EXERCISE DETAILS → Filter out everything except lines holding "Boards".

DATA →
++++++++

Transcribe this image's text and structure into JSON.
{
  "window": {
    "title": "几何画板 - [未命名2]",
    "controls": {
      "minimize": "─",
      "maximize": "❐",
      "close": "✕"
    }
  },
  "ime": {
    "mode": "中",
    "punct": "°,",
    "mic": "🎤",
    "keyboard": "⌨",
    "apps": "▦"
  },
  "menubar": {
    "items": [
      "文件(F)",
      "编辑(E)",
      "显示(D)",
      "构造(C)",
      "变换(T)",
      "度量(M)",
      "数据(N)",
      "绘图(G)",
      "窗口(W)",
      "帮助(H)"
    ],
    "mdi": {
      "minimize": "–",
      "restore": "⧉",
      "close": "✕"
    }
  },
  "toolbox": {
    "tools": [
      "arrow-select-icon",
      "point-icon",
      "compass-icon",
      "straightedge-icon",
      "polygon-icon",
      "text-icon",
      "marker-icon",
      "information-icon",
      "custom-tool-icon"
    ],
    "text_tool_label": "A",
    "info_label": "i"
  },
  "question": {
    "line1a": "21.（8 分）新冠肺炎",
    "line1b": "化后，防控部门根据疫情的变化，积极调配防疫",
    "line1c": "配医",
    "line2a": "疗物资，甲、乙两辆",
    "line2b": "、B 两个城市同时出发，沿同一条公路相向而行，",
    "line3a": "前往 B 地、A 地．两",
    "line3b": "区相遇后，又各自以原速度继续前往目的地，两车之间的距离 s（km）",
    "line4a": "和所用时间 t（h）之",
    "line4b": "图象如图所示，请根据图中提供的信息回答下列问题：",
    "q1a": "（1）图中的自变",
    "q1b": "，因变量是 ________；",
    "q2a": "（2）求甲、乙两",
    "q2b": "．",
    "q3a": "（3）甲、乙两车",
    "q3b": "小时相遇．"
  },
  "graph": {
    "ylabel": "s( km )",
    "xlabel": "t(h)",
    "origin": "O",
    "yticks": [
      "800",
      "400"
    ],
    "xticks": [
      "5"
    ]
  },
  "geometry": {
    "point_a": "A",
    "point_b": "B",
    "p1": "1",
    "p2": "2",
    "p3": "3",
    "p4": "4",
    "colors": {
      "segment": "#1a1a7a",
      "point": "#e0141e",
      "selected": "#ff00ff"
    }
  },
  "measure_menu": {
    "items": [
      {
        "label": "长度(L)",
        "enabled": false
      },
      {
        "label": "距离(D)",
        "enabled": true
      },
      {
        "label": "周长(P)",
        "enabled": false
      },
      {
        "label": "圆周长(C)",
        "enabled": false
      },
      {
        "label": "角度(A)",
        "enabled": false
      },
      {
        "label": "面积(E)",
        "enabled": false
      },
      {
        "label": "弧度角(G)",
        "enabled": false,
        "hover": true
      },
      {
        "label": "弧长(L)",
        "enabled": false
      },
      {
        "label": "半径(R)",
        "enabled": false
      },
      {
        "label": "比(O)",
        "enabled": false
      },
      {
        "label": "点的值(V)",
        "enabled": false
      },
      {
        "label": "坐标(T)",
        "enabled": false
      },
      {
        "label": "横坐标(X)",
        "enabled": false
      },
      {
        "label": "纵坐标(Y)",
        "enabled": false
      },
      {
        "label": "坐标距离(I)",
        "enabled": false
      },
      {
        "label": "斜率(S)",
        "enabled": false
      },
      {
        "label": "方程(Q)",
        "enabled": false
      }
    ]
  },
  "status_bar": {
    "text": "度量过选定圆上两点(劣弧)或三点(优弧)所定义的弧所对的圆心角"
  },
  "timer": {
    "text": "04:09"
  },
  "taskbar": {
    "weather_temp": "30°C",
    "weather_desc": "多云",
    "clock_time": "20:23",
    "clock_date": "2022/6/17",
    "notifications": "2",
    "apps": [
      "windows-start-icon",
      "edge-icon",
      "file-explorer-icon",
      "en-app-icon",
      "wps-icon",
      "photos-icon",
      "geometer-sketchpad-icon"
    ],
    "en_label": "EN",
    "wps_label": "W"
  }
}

++++++++

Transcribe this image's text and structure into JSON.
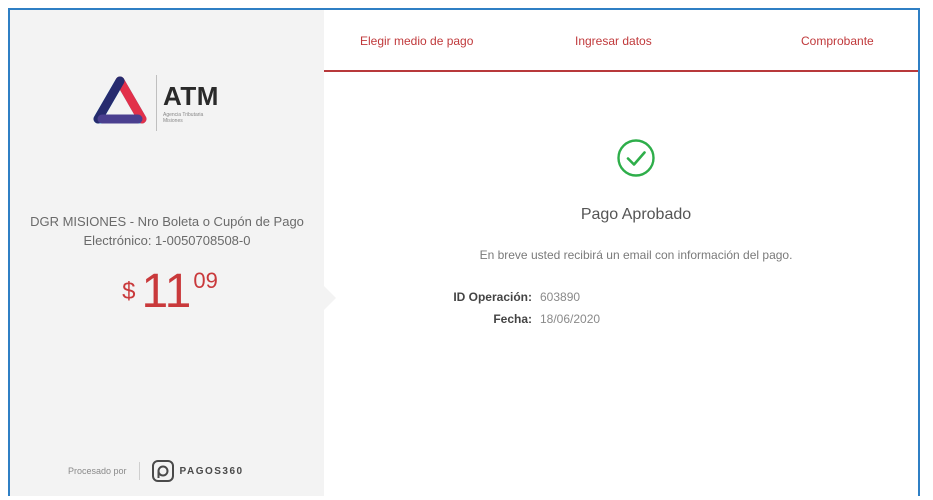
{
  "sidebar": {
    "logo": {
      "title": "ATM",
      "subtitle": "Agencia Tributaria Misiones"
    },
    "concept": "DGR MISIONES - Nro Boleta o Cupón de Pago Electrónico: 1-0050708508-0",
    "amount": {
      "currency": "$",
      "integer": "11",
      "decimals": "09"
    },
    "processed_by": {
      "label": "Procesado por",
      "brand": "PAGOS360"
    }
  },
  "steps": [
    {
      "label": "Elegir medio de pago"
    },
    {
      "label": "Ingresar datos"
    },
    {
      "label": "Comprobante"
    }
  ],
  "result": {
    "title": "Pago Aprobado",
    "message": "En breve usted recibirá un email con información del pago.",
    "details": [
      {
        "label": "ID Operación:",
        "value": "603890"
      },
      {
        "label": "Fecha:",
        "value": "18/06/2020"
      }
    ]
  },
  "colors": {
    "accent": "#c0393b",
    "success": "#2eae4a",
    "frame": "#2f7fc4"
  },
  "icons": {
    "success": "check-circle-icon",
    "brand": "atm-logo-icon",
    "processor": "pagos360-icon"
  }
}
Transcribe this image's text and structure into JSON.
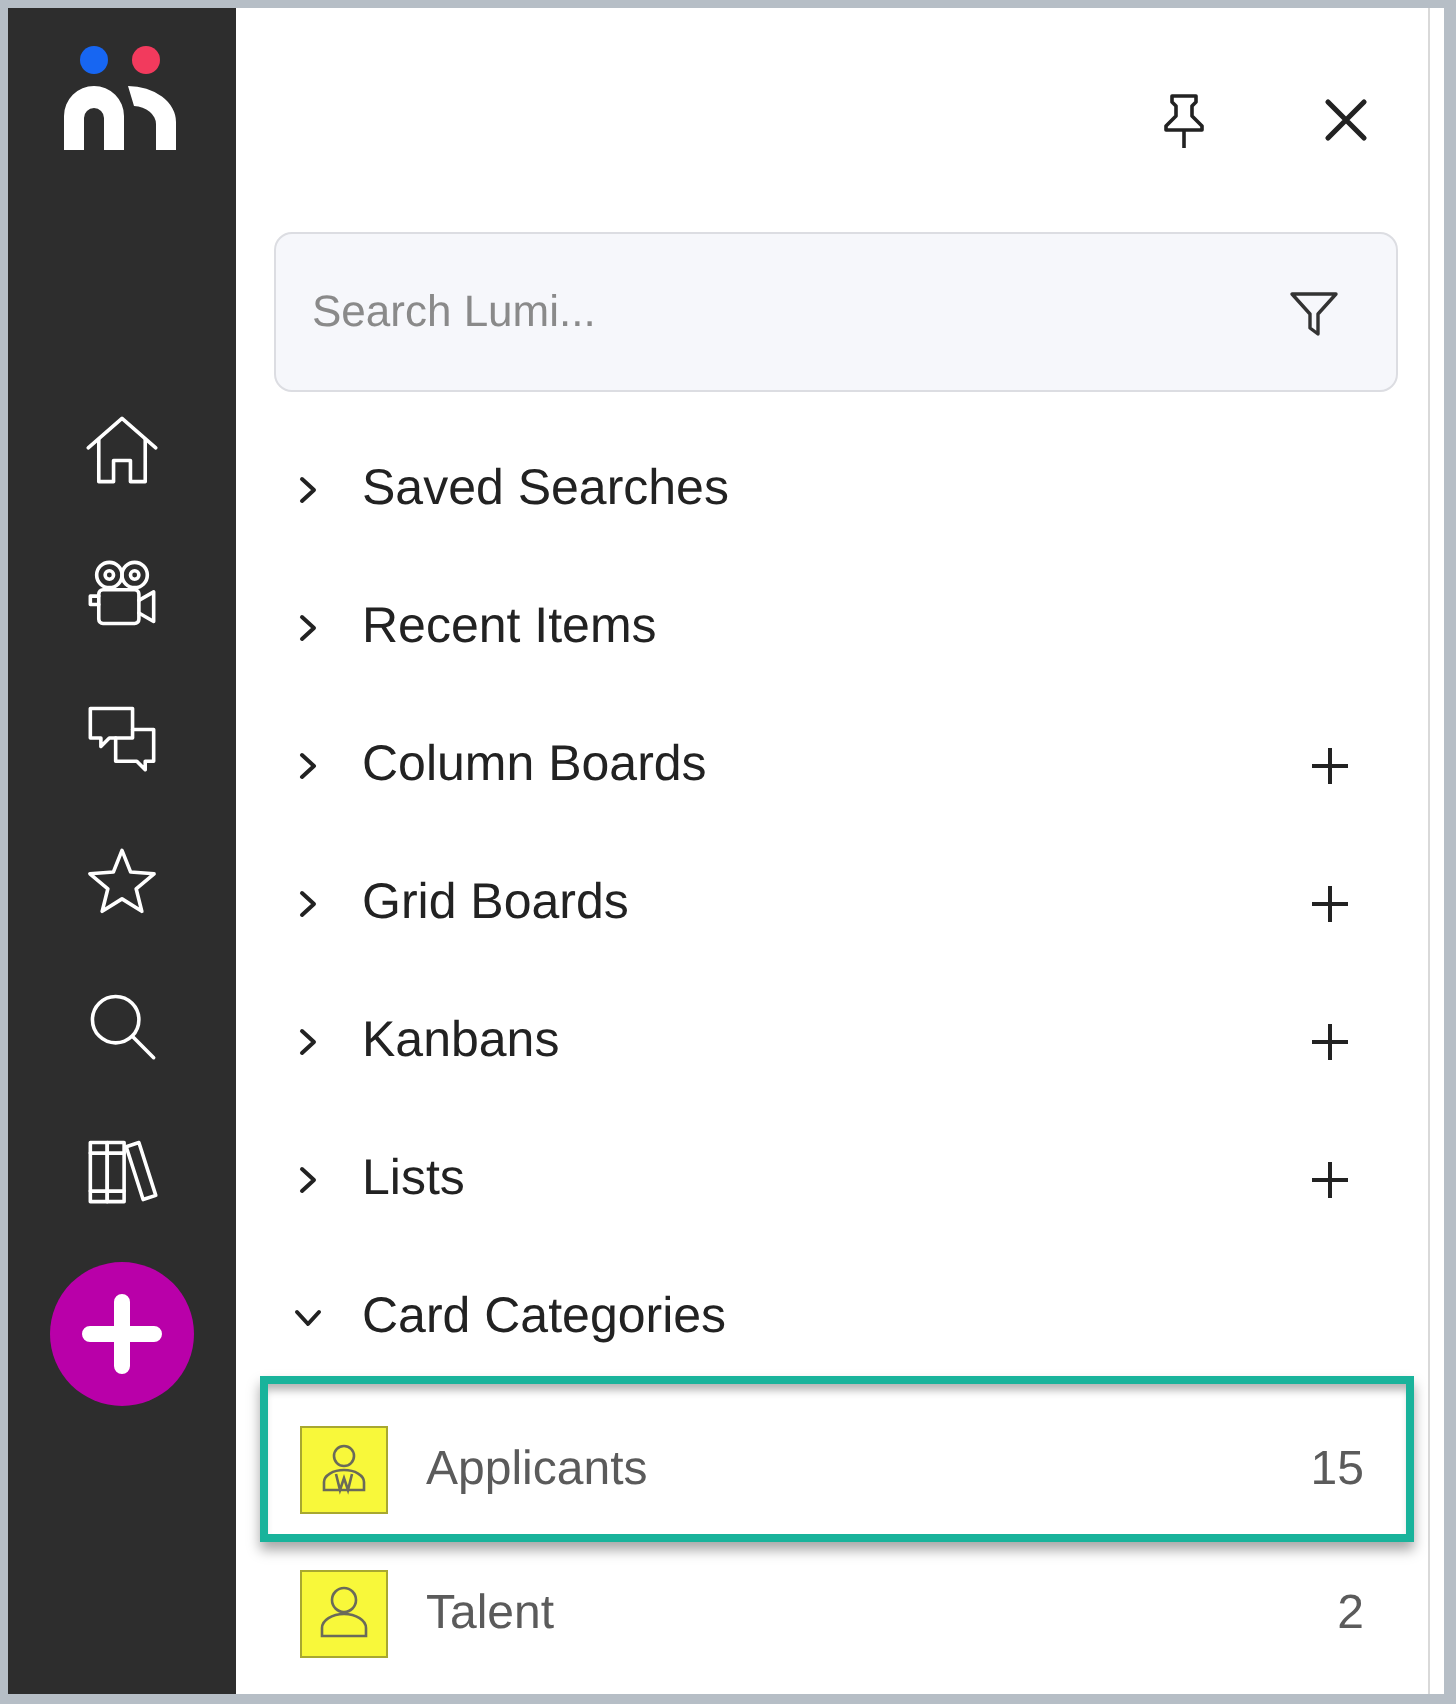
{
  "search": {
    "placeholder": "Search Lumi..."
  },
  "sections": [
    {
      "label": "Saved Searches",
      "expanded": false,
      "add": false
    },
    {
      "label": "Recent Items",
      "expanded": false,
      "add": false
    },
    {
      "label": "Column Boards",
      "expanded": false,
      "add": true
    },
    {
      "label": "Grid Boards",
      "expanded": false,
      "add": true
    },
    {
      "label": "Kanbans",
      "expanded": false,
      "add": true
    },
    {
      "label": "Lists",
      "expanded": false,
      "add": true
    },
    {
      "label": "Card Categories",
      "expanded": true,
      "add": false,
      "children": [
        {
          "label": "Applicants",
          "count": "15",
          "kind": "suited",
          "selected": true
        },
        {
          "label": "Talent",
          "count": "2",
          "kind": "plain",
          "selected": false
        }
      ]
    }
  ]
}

++++++++

EXERCISE RESULT →
      "label": "Column Boards",
      "label": "Grid Boards",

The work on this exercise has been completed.